___ Dataset rows

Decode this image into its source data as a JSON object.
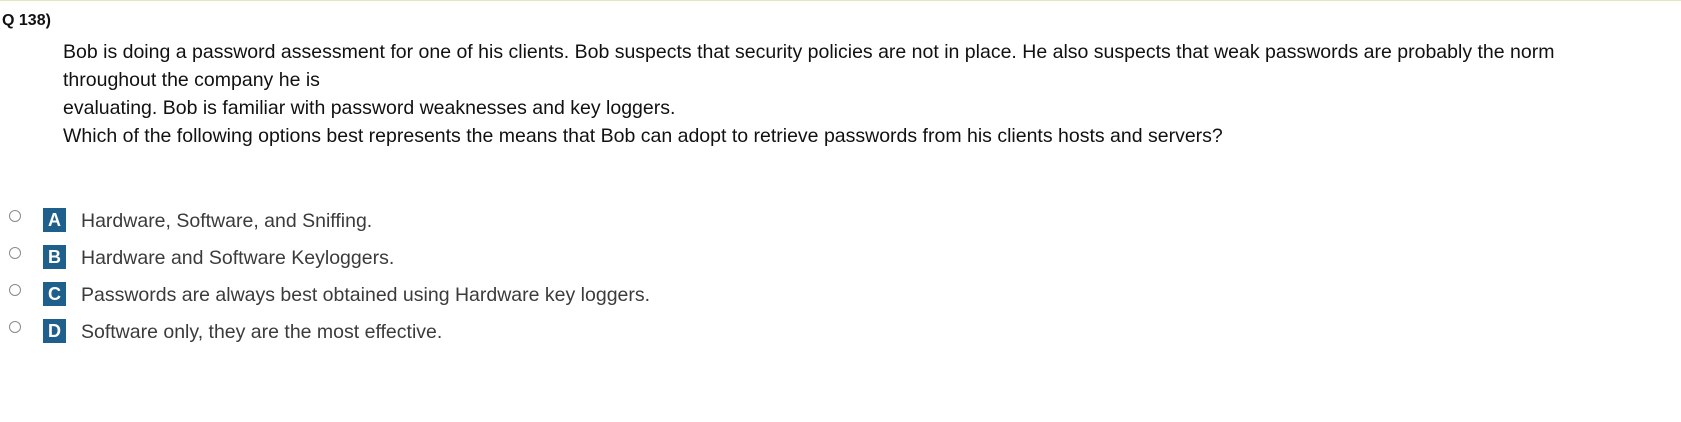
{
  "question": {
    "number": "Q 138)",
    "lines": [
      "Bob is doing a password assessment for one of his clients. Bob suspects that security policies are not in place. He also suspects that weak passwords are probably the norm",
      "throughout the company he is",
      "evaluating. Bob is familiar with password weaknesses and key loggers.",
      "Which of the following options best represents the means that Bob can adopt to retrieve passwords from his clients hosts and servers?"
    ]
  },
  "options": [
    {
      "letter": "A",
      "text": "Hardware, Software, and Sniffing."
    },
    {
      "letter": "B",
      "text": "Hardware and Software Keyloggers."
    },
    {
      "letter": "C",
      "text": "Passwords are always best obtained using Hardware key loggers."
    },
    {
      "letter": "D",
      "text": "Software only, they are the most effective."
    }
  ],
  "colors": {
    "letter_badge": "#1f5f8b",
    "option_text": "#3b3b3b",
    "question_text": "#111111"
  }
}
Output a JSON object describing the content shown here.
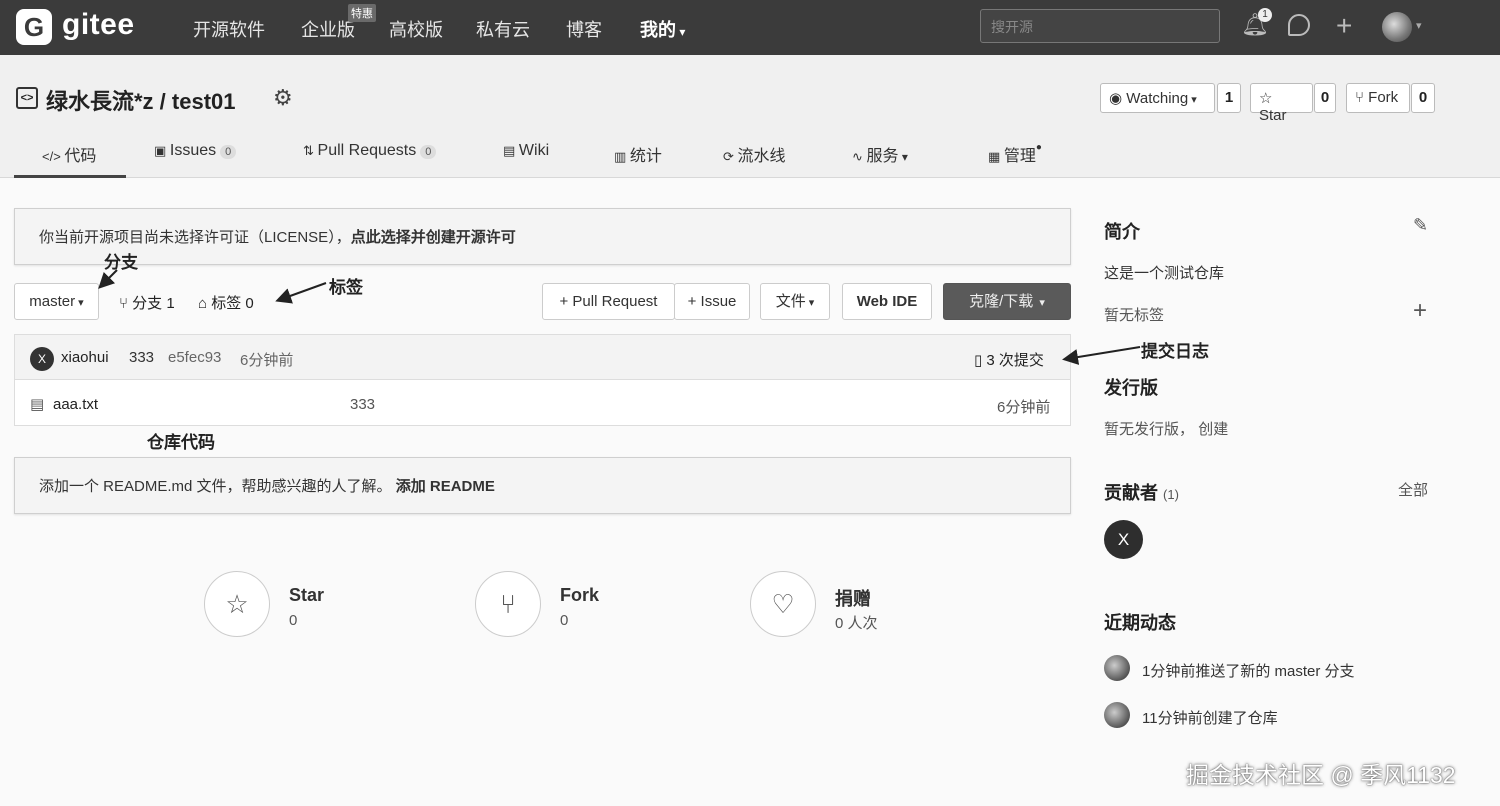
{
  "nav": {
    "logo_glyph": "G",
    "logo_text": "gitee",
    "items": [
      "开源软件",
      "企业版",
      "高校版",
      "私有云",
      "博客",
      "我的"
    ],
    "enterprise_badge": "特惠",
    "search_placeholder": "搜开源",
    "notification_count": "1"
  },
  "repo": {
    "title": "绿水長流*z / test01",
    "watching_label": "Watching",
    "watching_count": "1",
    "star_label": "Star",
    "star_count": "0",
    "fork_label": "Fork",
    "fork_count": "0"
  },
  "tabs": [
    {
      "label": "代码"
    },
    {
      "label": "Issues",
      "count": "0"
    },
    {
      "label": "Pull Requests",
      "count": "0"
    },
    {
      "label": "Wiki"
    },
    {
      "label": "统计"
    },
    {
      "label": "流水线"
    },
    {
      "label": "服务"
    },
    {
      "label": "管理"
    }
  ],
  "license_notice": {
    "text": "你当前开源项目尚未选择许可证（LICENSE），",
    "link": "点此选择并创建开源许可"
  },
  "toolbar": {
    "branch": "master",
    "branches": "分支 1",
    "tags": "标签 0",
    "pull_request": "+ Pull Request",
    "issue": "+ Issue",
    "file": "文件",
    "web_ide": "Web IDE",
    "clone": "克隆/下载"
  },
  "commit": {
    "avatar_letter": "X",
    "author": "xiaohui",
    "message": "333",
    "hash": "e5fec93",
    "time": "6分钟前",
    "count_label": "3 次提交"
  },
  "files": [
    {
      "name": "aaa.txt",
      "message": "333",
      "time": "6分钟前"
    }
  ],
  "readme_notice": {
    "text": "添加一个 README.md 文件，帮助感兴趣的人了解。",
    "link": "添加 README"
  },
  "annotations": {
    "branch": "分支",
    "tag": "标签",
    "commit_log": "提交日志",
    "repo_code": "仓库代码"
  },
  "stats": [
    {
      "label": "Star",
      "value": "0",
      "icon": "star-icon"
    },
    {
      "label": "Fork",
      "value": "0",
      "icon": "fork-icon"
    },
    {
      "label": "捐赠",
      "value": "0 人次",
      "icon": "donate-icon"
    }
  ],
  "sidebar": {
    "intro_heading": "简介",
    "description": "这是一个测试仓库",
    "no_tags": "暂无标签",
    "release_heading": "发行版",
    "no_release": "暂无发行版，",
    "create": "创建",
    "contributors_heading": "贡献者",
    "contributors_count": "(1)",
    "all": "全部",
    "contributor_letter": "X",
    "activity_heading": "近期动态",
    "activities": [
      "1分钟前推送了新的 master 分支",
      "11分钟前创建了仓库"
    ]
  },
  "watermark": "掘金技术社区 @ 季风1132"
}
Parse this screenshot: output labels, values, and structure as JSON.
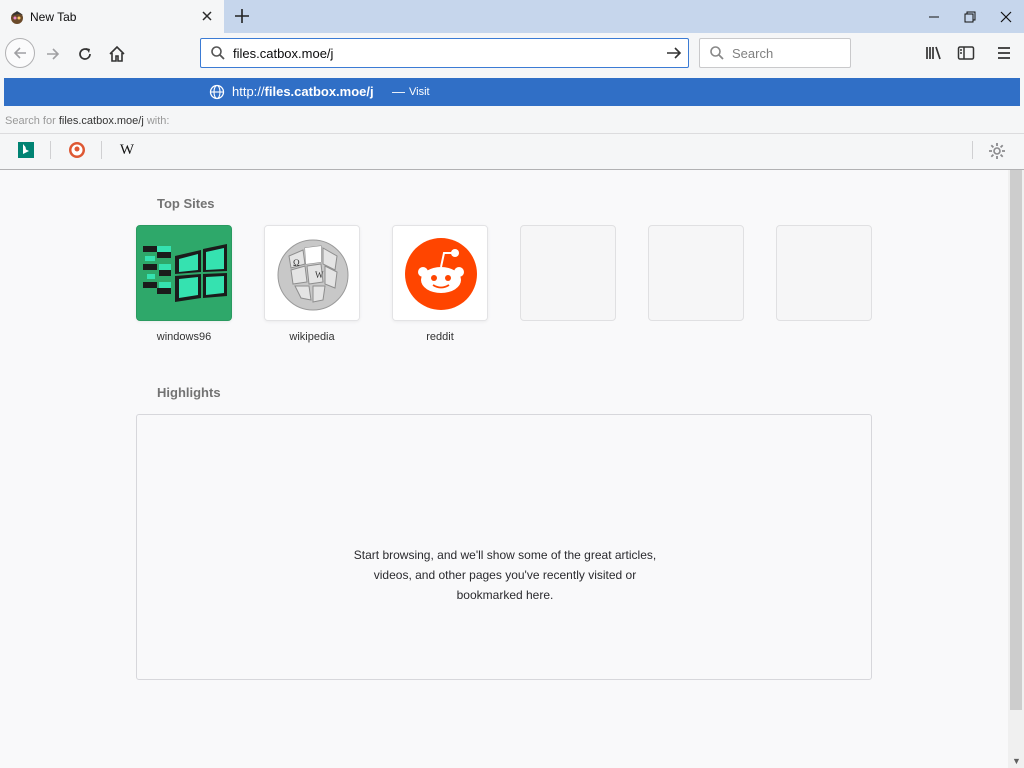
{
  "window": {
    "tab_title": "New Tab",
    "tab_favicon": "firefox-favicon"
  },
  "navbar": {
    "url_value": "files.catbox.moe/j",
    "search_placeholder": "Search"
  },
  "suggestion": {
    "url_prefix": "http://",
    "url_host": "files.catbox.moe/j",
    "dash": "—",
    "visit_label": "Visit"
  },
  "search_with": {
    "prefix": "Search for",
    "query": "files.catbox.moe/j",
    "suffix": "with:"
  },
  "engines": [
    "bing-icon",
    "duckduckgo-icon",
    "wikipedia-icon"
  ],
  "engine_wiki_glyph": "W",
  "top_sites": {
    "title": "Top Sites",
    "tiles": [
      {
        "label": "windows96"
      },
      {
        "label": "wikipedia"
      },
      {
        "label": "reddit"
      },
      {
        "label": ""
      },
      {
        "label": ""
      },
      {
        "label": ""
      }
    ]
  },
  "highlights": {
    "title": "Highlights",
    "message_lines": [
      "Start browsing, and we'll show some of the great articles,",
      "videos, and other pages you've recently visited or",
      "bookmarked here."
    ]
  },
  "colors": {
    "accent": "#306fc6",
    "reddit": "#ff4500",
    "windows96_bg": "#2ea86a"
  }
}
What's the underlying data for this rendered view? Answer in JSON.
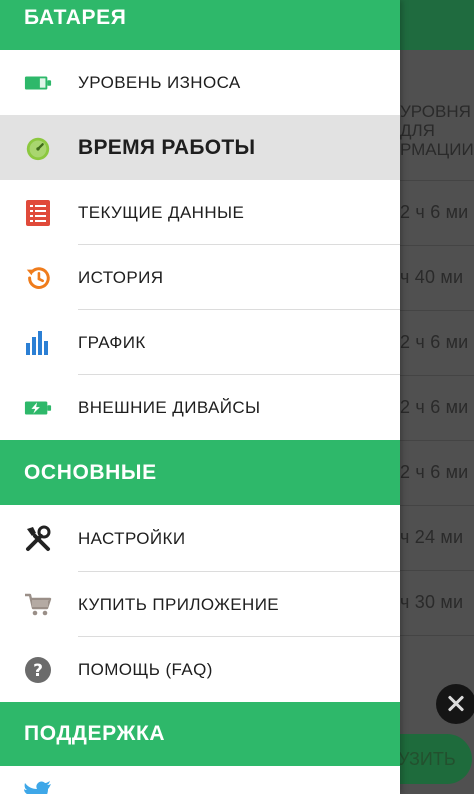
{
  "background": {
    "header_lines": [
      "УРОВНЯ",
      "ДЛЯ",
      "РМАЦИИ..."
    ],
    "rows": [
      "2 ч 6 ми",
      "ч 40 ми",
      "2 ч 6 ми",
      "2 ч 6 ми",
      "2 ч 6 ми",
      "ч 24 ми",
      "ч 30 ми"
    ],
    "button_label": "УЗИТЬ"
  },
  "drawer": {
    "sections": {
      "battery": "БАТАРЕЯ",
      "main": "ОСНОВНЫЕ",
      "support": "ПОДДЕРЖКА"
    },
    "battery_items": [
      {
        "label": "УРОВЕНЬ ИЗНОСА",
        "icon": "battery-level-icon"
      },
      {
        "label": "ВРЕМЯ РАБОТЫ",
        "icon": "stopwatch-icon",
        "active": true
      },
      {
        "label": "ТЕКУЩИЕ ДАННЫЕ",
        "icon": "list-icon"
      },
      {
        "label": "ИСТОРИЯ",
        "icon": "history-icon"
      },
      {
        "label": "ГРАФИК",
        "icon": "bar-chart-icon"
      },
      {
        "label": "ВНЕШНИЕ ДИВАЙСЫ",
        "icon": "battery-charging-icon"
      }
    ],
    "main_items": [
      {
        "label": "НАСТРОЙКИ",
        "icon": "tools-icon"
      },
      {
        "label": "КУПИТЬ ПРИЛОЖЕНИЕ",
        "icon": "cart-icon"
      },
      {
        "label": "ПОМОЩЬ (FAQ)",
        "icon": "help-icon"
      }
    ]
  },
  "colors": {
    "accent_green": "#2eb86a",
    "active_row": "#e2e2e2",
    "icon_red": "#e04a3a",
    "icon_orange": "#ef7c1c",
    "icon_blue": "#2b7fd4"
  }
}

______

» What is being asked: Show all lines above holding "object".

» Result for this task:
Decode this image into its source data as a JSON object.
Output a JSON object describing the content shown here.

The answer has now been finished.